Stated problem -> Reproduce all records exactly.

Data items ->
****************
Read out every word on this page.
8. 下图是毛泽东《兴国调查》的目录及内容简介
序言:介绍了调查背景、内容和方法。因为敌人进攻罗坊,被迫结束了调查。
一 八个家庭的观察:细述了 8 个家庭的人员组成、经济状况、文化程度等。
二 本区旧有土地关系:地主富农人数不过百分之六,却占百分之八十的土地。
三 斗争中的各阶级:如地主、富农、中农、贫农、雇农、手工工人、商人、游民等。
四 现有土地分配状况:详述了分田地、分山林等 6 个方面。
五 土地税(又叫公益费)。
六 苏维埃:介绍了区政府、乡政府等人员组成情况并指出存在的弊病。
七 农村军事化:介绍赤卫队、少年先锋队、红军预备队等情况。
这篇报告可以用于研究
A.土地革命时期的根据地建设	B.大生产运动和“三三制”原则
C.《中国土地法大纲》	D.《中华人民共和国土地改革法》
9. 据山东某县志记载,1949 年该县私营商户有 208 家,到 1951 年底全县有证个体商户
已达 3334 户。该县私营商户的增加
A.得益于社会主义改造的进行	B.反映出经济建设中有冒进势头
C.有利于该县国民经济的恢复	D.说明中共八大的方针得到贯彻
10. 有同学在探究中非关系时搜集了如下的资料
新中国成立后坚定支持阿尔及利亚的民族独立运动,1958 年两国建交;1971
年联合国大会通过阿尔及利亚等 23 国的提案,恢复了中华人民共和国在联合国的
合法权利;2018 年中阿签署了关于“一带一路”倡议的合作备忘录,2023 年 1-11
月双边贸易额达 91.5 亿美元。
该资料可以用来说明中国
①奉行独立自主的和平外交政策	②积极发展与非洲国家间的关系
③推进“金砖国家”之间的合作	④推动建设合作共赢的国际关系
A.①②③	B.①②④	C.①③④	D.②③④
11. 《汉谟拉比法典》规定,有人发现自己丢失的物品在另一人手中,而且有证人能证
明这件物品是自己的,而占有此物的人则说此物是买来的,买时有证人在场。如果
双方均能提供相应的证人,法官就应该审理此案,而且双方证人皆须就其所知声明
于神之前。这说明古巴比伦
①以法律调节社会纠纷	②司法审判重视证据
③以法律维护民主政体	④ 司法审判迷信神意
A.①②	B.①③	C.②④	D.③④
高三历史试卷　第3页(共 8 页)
****************
Answer to the exercise ->
Read out every word on this page.
8. 下图是毛泽东《兴国调查》的目录及内容简介
序言:介绍了调查背景、内容和方法。因为敌人进攻罗坊,被迫结束了调查。
一 八个家庭的观察:细述了 8 个家庭的人员组成、经济状况、文化程度等。
二 本区旧有土地关系:地主富农人数不过百分之六,却占百分之八十的土地。
三 斗争中的各阶级:如地主、富农、中农、贫农、雇农、手工工人、商人、游民等。
四 现有土地分配状况:详述了分田地、分山林等 6 个方面。
五 土地税(又叫公益费)。
六 苏维埃:介绍了区政府、乡政府等人员组成情况并指出存在的弊病。
七 农村军事化:介绍赤卫队、少年先锋队、红军预备队等情况。
这篇报告可以用于研究
A.土地革命时期的根据地建设	B.大生产运动和“三三制”原则
C.《中国土地法大纲》	D.《中华人民共和国土地改革法》
9. 据山东某县志记载,1949 年该县私营商户有 208 家,到 1951 年底全县有证个体商户
已达 3334 户。该县私营商户的增加
A.得益于社会主义改造的进行	B.反映出经济建设中有冒进势头
C.有利于该县国民经济的恢复	D.说明中共八大的方针得到贯彻
10. 有同学在探究中非关系时搜集了如下的资料
新中国成立后坚定支持阿尔及利亚的民族独立运动,1958 年两国建交;1971
年联合国大会通过阿尔及利亚等 23 国的提案,恢复了中华人民共和国在联合国的
合法权利;2018 年中阿签署了关于“一带一路”倡议的合作备忘录,2023 年 1-11
月双边贸易额达 91.5 亿美元。
该资料可以用来说明中国
①奉行独立自主的和平外交政策	②积极发展与非洲国家间的关系
③推进“金砖国家”之间的合作	④推动建设合作共赢的国际关系
A.①②③	B.①②④	C.①③④	D.②③④
11. 《汉谟拉比法典》规定,有人发现自己丢失的物品在另一人手中,而且有证人能证
明这件物品是自己的,而占有此物的人则说此物是买来的,买时有证人在场。如果
双方均能提供相应的证人,法官就应该审理此案,而且双方证人皆须就其所知声明
于神之前。这说明古巴比伦
①以法律调节社会纠纷	②司法审判重视证据
③以法律维护民主政体	④ 司法审判迷信神意
A.①②	B.①③	C.②④	D.③④
高三历史试卷　第3页(共 8 页)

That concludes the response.